Wherever "screenshot" appears in a line, copy that line.

DATASET:
_ _ _

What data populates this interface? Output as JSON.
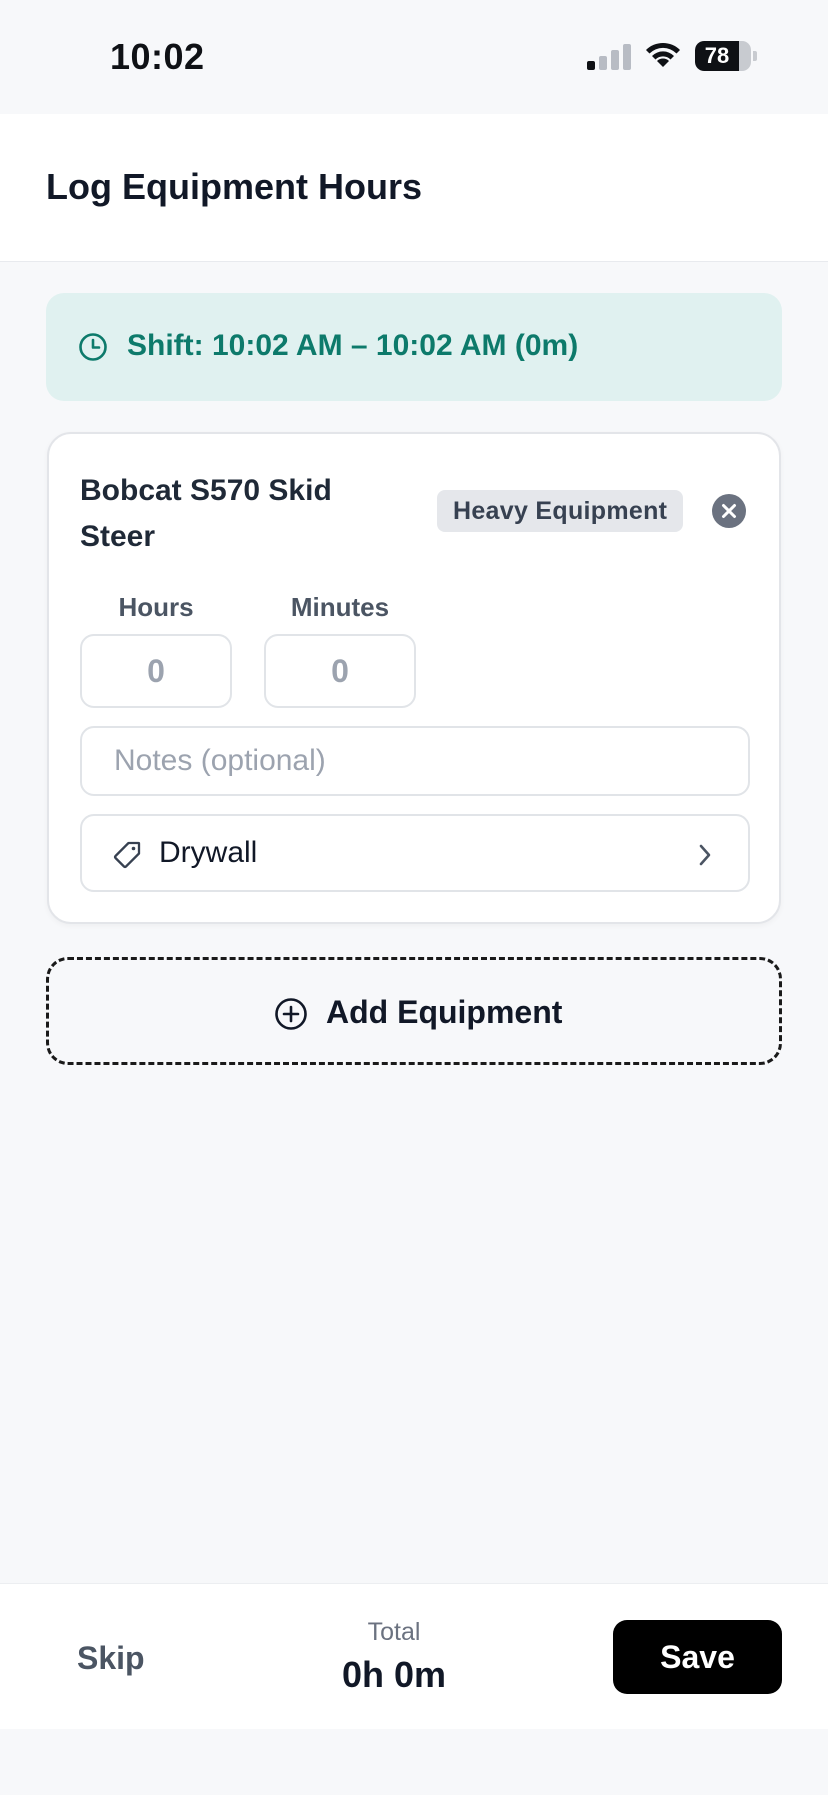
{
  "status_bar": {
    "time": "10:02",
    "battery_level": "78",
    "battery_fraction": 0.78,
    "signal_bars_active": 1,
    "signal_bars_total": 4
  },
  "header": {
    "title": "Log Equipment Hours"
  },
  "shift_banner": {
    "text": "Shift: 10:02 AM – 10:02 AM (0m)",
    "icon": "clock-icon"
  },
  "equipment_items": [
    {
      "name": "Bobcat S570 Skid Steer",
      "category_badge": "Heavy Equipment",
      "hours_label": "Hours",
      "hours_value": "0",
      "minutes_label": "Minutes",
      "minutes_value": "0",
      "notes_placeholder": "Notes (optional)",
      "tag_value": "Drywall"
    }
  ],
  "add_equipment": {
    "label": "Add Equipment",
    "icon": "plus-circle-icon"
  },
  "footer": {
    "skip_label": "Skip",
    "total_label": "Total",
    "total_value": "0h 0m",
    "save_label": "Save"
  },
  "colors": {
    "accent_teal": "#0d7a6b",
    "banner_bg": "#e0f1f0",
    "primary_button": "#000000"
  }
}
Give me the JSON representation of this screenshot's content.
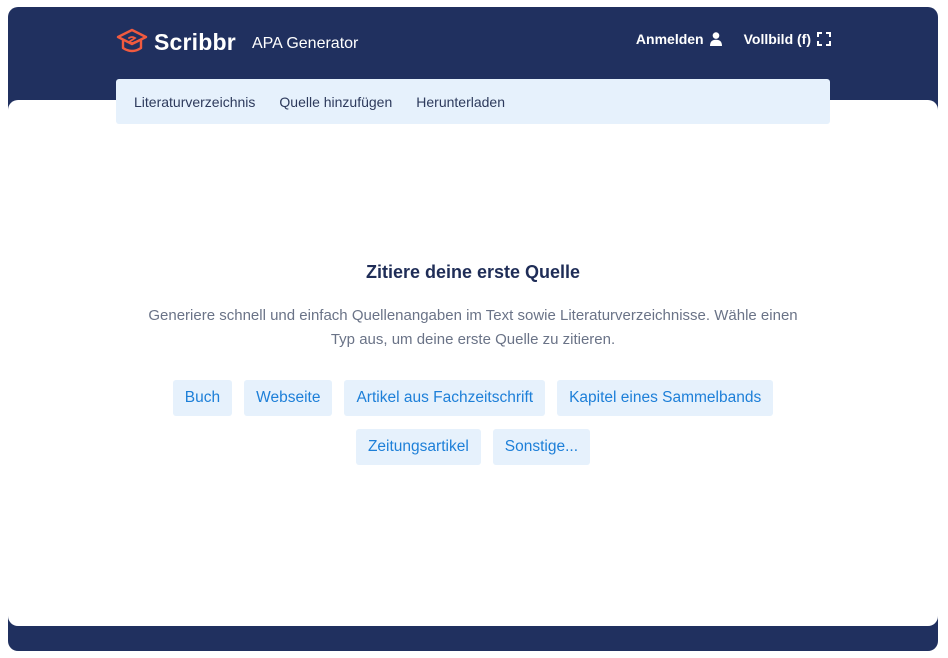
{
  "header": {
    "brand": "Scribbr",
    "product": "APA Generator",
    "login_label": "Anmelden",
    "fullscreen_label": "Vollbild (f)"
  },
  "tabs": [
    {
      "label": "Literaturverzeichnis"
    },
    {
      "label": "Quelle hinzufügen"
    },
    {
      "label": "Herunterladen"
    }
  ],
  "main": {
    "title": "Zitiere deine erste Quelle",
    "description": "Generiere schnell und einfach Quellenangaben im Text sowie Literaturverzeichnisse. Wähle einen Typ aus, um deine erste Quelle zu zitieren.",
    "source_types": [
      {
        "label": "Buch"
      },
      {
        "label": "Webseite"
      },
      {
        "label": "Artikel aus Fachzeitschrift"
      },
      {
        "label": "Kapitel eines Sammelbands"
      },
      {
        "label": "Zeitungsartikel"
      },
      {
        "label": "Sonstige..."
      }
    ]
  },
  "colors": {
    "frame": "#20305f",
    "accent_logo": "#f05a3f",
    "button_bg": "#e6f1fc",
    "button_text": "#1d7fd8",
    "title": "#1f2d57"
  }
}
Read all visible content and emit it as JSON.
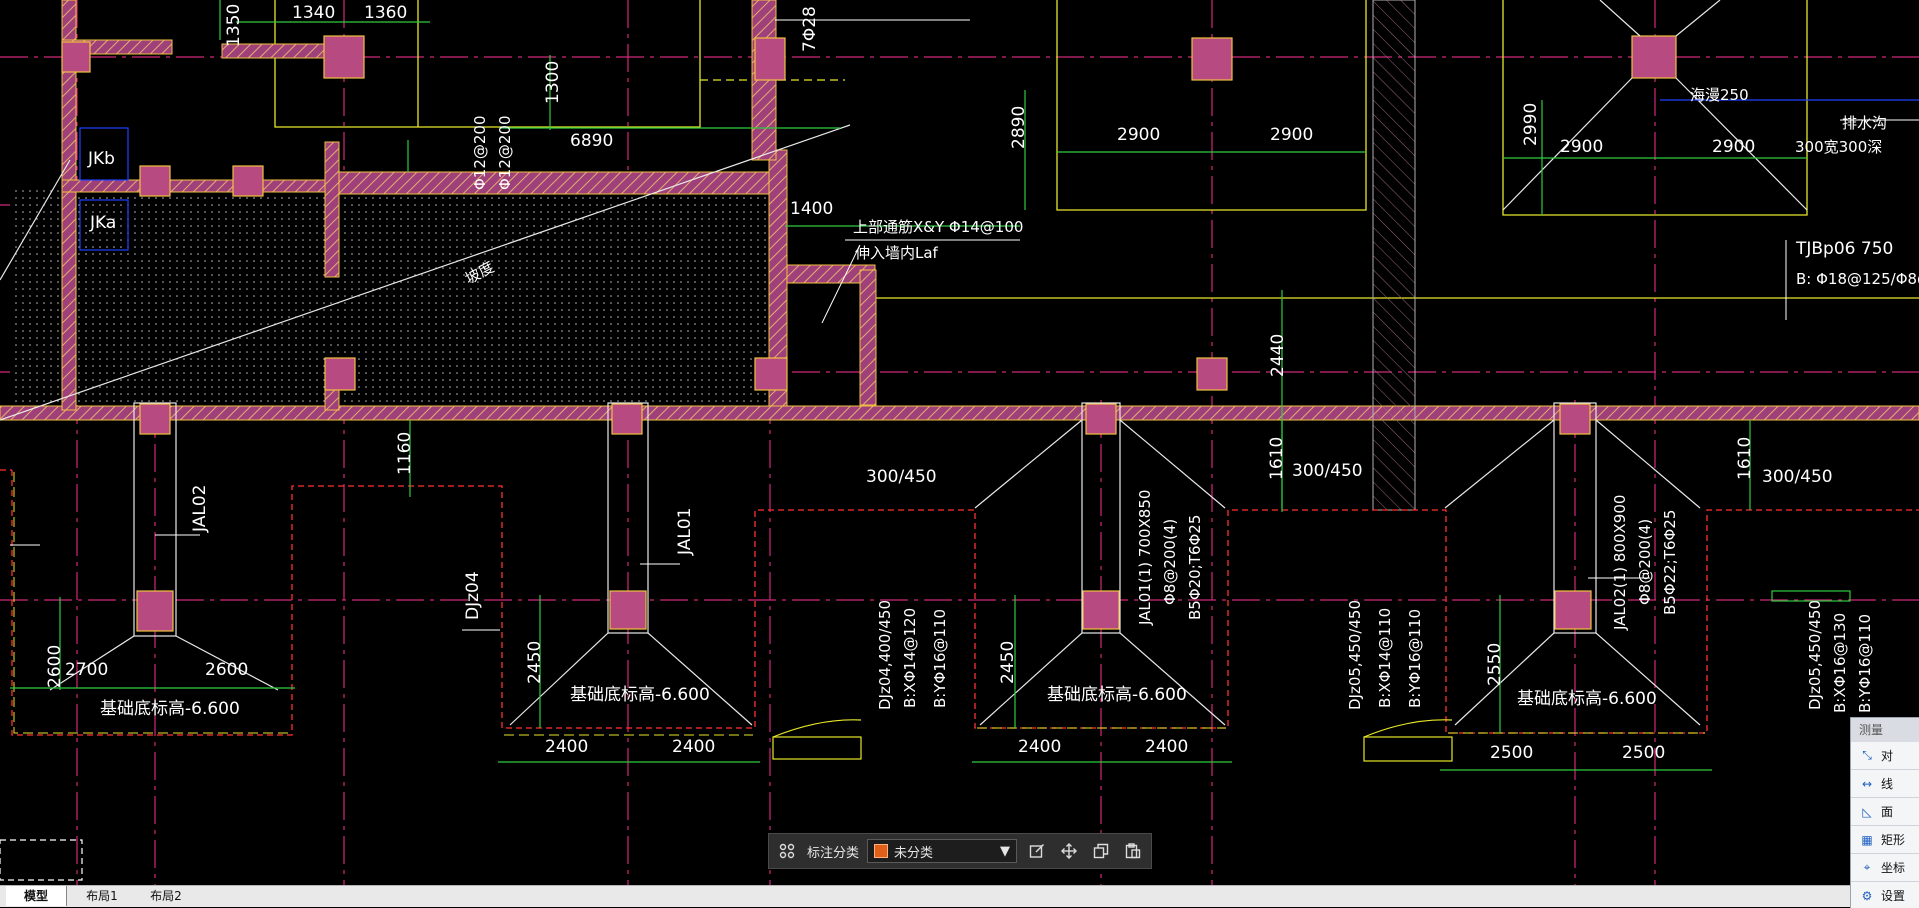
{
  "drawing": {
    "dims": {
      "d1350": "1350",
      "d1340": "1340",
      "d1360": "1360",
      "d1300": "1300",
      "d6890": "6890",
      "d1400": "1400",
      "d2890": "2890",
      "d2900a": "2900",
      "d2900b": "2900",
      "d2990": "2990",
      "d2900c": "2900",
      "d2900d": "2900",
      "d2440": "2440",
      "d1160": "1160",
      "d1610a": "1610",
      "d1610b": "1610",
      "d300_450a": "300/450",
      "d300_450b": "300/450",
      "d300_450c": "300/450",
      "d2700": "2700",
      "d2600a": "2600",
      "d2600b": "2600",
      "d2450a": "2450",
      "d2450b": "2450",
      "d2550": "2550",
      "d2400a": "2400",
      "d2400b": "2400",
      "d2400c": "2400",
      "d2400d": "2400",
      "d2500a": "2500",
      "d2500b": "2500"
    },
    "labels": {
      "jkb": "JKb",
      "jka": "JKa",
      "rebar_phi12": "Φ12@200",
      "rebar_phi12b": "Φ12@200",
      "top_rebar": "上部通筋X&Y Φ14@100",
      "extend": "伸入墙内Laf",
      "rebar7": "7Φ28",
      "haiyan": "海漫250",
      "drain": "排水沟",
      "drain_size": "300宽300深",
      "tjbp": "TJBp06 750",
      "tjbp_b": "B: Φ18@125/Φ8@",
      "jal02a": "JAL02",
      "jal01a": "JAL01",
      "djz04": "DJz04",
      "base_elev1": "基础底标高-6.600",
      "base_elev2": "基础底标高-6.600",
      "base_elev3": "基础底标高-6.600",
      "base_elev4": "基础底标高-6.600",
      "dj_1_a": "DJz04,400/450",
      "dj_1_b": "B:XΦ14@120",
      "dj_1_c": "B:YΦ16@110",
      "jal01_1": "JAL01(1) 700X850",
      "jal01_2": "Φ8@200(4)",
      "jal01_3": "B5Φ20;T6Φ25",
      "dj_2_a": "DJz05,450/450",
      "dj_2_b": "B:XΦ14@110",
      "dj_2_c": "B:YΦ16@110",
      "jal02_1": "JAL02(1) 800X900",
      "jal02_2": "Φ8@200(4)",
      "jal02_3": "B5Φ22;T6Φ25",
      "dj_3_a": "DJz05,450/450",
      "dj_3_b": "B:XΦ16@130",
      "dj_3_c": "B:YΦ16@110",
      "slope": "坡度"
    }
  },
  "toolbar": {
    "category_label": "标注分类",
    "category_value": "未分类",
    "category_color": "#e0601a",
    "icons": [
      "grid-icon",
      "edit-icon",
      "move-icon",
      "copy-icon",
      "paste-icon"
    ]
  },
  "tabs": [
    "模型",
    "布局1",
    "布局2"
  ],
  "measure_panel": {
    "title": "测量",
    "items": [
      "对",
      "线",
      "面",
      "矩形",
      "坐标",
      "设置"
    ]
  }
}
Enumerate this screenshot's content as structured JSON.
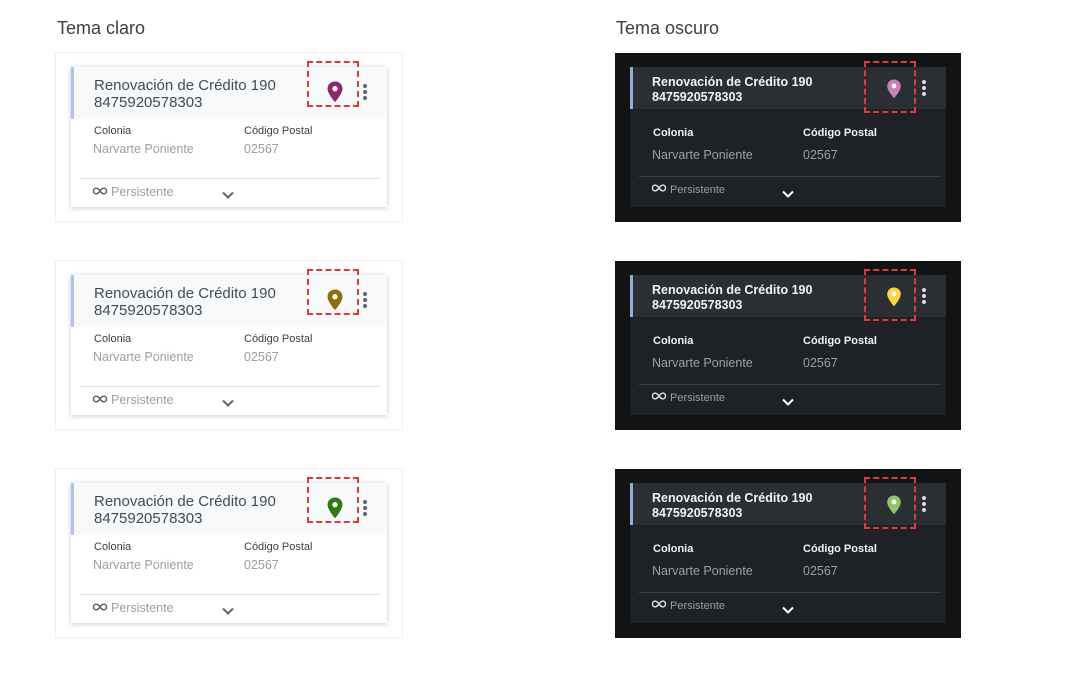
{
  "light_theme": {
    "heading": "Tema claro",
    "cards": [
      {
        "title_line1": "Renovación de Crédito 190",
        "title_line2": "8475920578303",
        "colonia_label": "Colonia",
        "colonia_value": "Narvarte Poniente",
        "cp_label": "Código Postal",
        "cp_value": "02567",
        "footer": "Persistente",
        "pin_color": "#8c2a6e"
      },
      {
        "title_line1": "Renovación de Crédito 190",
        "title_line2": "8475920578303",
        "colonia_label": "Colonia",
        "colonia_value": "Narvarte Poniente",
        "cp_label": "Código Postal",
        "cp_value": "02567",
        "footer": "Persistente",
        "pin_color": "#8b6f0f"
      },
      {
        "title_line1": "Renovación de Crédito 190",
        "title_line2": "8475920578303",
        "colonia_label": "Colonia",
        "colonia_value": "Narvarte Poniente",
        "cp_label": "Código Postal",
        "cp_value": "02567",
        "footer": "Persistente",
        "pin_color": "#2f7a14"
      }
    ]
  },
  "dark_theme": {
    "heading": "Tema oscuro",
    "cards": [
      {
        "title_line1": "Renovación de Crédito 190",
        "title_line2": "8475920578303",
        "colonia_label": "Colonia",
        "colonia_value": "Narvarte Poniente",
        "cp_label": "Código Postal",
        "cp_value": "02567",
        "footer": "Persistente",
        "pin_color": "#c77fb4"
      },
      {
        "title_line1": "Renovación de Crédito 190",
        "title_line2": "8475920578303",
        "colonia_label": "Colonia",
        "colonia_value": "Narvarte Poniente",
        "cp_label": "Código Postal",
        "cp_value": "02567",
        "footer": "Persistente",
        "pin_color": "#f9d548"
      },
      {
        "title_line1": "Renovación de Crédito 190",
        "title_line2": "8475920578303",
        "colonia_label": "Colonia",
        "colonia_value": "Narvarte Poniente",
        "cp_label": "Código Postal",
        "cp_value": "02567",
        "footer": "Persistente",
        "pin_color": "#93c26d"
      }
    ]
  },
  "icons": {
    "pin": "map-pin-icon",
    "more": "more-vertical-icon",
    "infinity": "infinity-icon",
    "expand": "chevron-down-icon"
  },
  "colors": {
    "highlight_border": "#e03a3a",
    "light_accent_bar": "#b4c0f0",
    "dark_accent_bar": "#98a7dc",
    "dark_background": "#121314"
  }
}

_ _ _

OUTPUT OF THE EXERCISE:
Give me the JSON representation of this screenshot's content.
Enumerate this screenshot's content as structured JSON.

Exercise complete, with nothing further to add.